* [TASK PROMPT]: Transcribe each of the records below exactly, excluding all pictures.

-------

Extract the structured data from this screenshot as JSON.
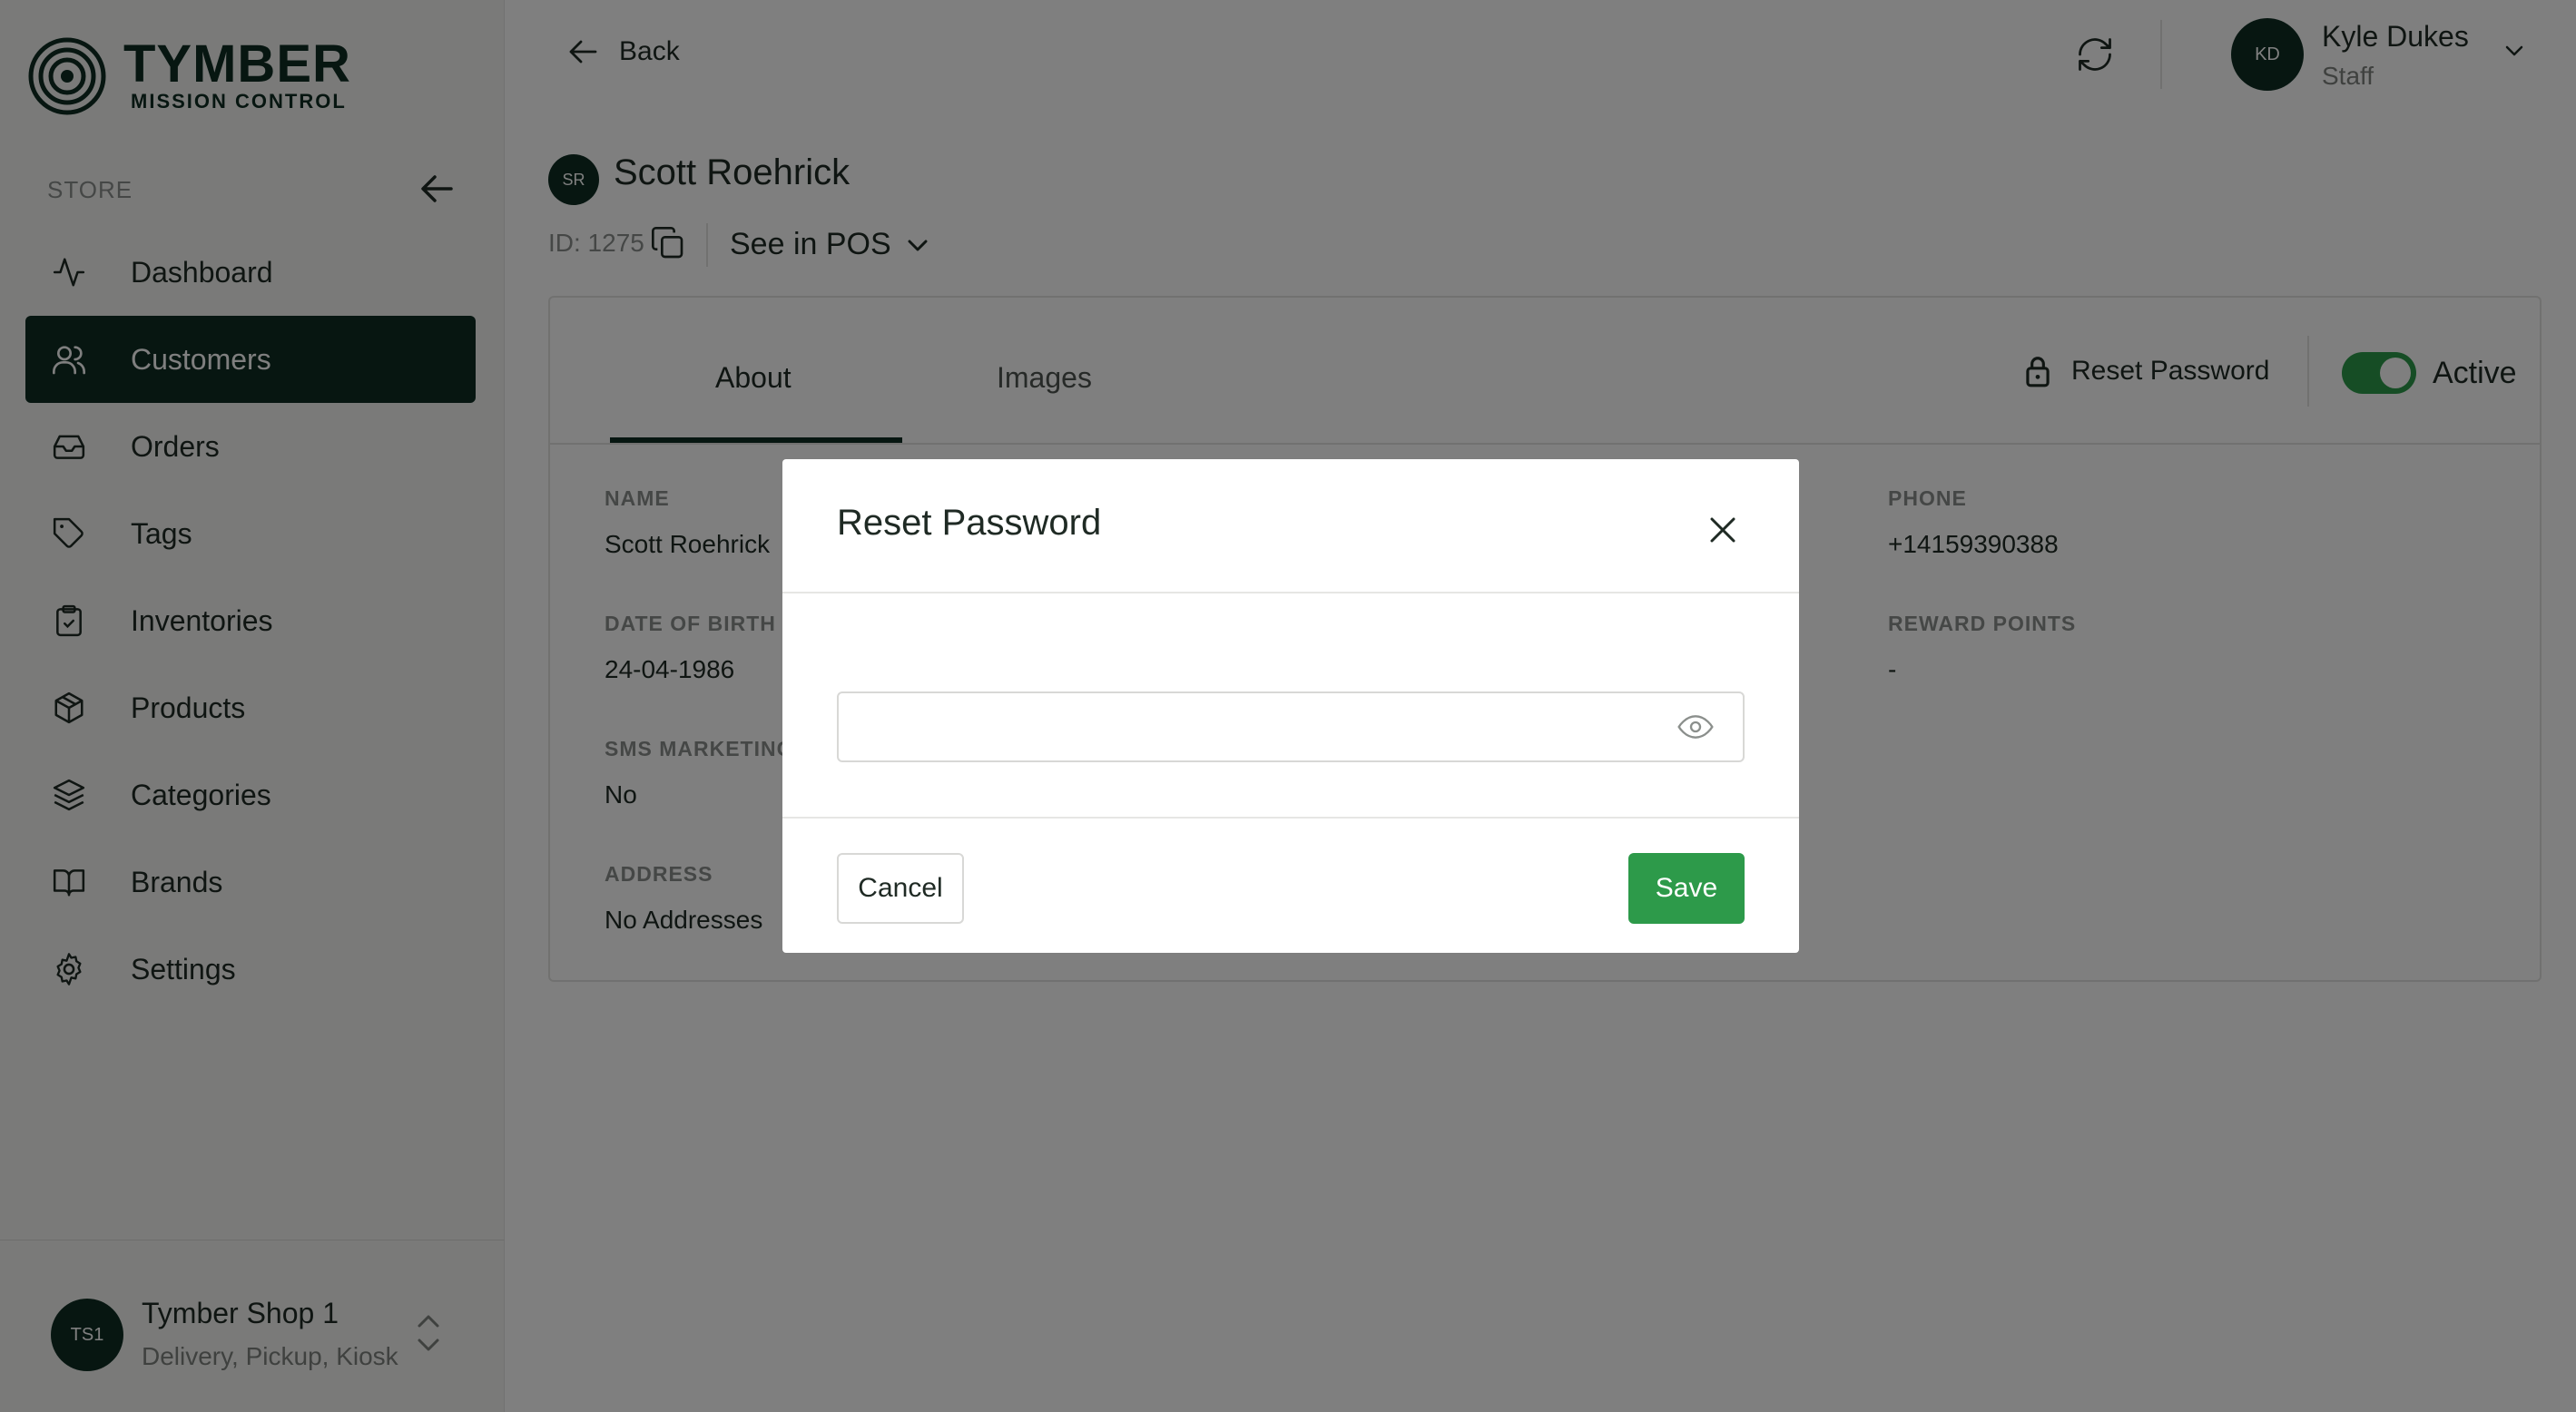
{
  "brand": {
    "title": "TYMBER",
    "subtitle": "MISSION CONTROL"
  },
  "sidebar": {
    "section_label": "STORE",
    "items": [
      {
        "label": "Dashboard",
        "icon": "activity-icon"
      },
      {
        "label": "Customers",
        "icon": "users-icon",
        "active": true
      },
      {
        "label": "Orders",
        "icon": "inbox-icon"
      },
      {
        "label": "Tags",
        "icon": "tag-icon"
      },
      {
        "label": "Inventories",
        "icon": "clipboard-check-icon"
      },
      {
        "label": "Products",
        "icon": "box-icon"
      },
      {
        "label": "Categories",
        "icon": "layers-icon"
      },
      {
        "label": "Brands",
        "icon": "book-icon"
      },
      {
        "label": "Settings",
        "icon": "gear-icon"
      }
    ],
    "shop": {
      "initials": "TS1",
      "name": "Tymber Shop 1",
      "subtitle": "Delivery, Pickup, Kiosk"
    }
  },
  "header": {
    "back_label": "Back",
    "user": {
      "initials": "KD",
      "name": "Kyle Dukes",
      "role": "Staff"
    }
  },
  "customer": {
    "initials": "SR",
    "name": "Scott Roehrick",
    "id_text": "ID: 1275",
    "see_in_pos": "See in POS",
    "tabs": [
      "About",
      "Images"
    ],
    "reset_password_label": "Reset Password",
    "active_label": "Active",
    "fields": {
      "name_label": "NAME",
      "name_value": "Scott Roehrick",
      "dob_label": "DATE OF BIRTH",
      "dob_value": "24-04-1986",
      "sms_label": "SMS MARKETING",
      "sms_value": "No",
      "address_label": "ADDRESS",
      "address_value": "No Addresses",
      "phone_label": "PHONE",
      "phone_value": "+14159390388",
      "reward_label": "REWARD POINTS",
      "reward_value": "-"
    }
  },
  "modal": {
    "title": "Reset Password",
    "input_value": "",
    "cancel_label": "Cancel",
    "save_label": "Save"
  },
  "colors": {
    "brand_dark": "#0e2d22",
    "accent_green": "#2d9a4a"
  }
}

-------

* [SOLUTION TO THIS PROBLEM]:
Extract the structured data from this screenshot as JSON.
{
  "brand": {
    "title": "TYMBER",
    "subtitle": "MISSION CONTROL"
  },
  "sidebar": {
    "section_label": "STORE",
    "items": [
      {
        "label": "Dashboard",
        "icon": "activity-icon"
      },
      {
        "label": "Customers",
        "icon": "users-icon",
        "active": true
      },
      {
        "label": "Orders",
        "icon": "inbox-icon"
      },
      {
        "label": "Tags",
        "icon": "tag-icon"
      },
      {
        "label": "Inventories",
        "icon": "clipboard-check-icon"
      },
      {
        "label": "Products",
        "icon": "box-icon"
      },
      {
        "label": "Categories",
        "icon": "layers-icon"
      },
      {
        "label": "Brands",
        "icon": "book-icon"
      },
      {
        "label": "Settings",
        "icon": "gear-icon"
      }
    ],
    "shop": {
      "initials": "TS1",
      "name": "Tymber Shop 1",
      "subtitle": "Delivery, Pickup, Kiosk"
    }
  },
  "header": {
    "back_label": "Back",
    "user": {
      "initials": "KD",
      "name": "Kyle Dukes",
      "role": "Staff"
    }
  },
  "customer": {
    "initials": "SR",
    "name": "Scott Roehrick",
    "id_text": "ID: 1275",
    "see_in_pos": "See in POS",
    "tabs": [
      "About",
      "Images"
    ],
    "reset_password_label": "Reset Password",
    "active_label": "Active",
    "fields": {
      "name_label": "NAME",
      "name_value": "Scott Roehrick",
      "dob_label": "DATE OF BIRTH",
      "dob_value": "24-04-1986",
      "sms_label": "SMS MARKETING",
      "sms_value": "No",
      "address_label": "ADDRESS",
      "address_value": "No Addresses",
      "phone_label": "PHONE",
      "phone_value": "+14159390388",
      "reward_label": "REWARD POINTS",
      "reward_value": "-"
    }
  },
  "modal": {
    "title": "Reset Password",
    "input_value": "",
    "cancel_label": "Cancel",
    "save_label": "Save"
  },
  "colors": {
    "brand_dark": "#0e2d22",
    "accent_green": "#2d9a4a"
  }
}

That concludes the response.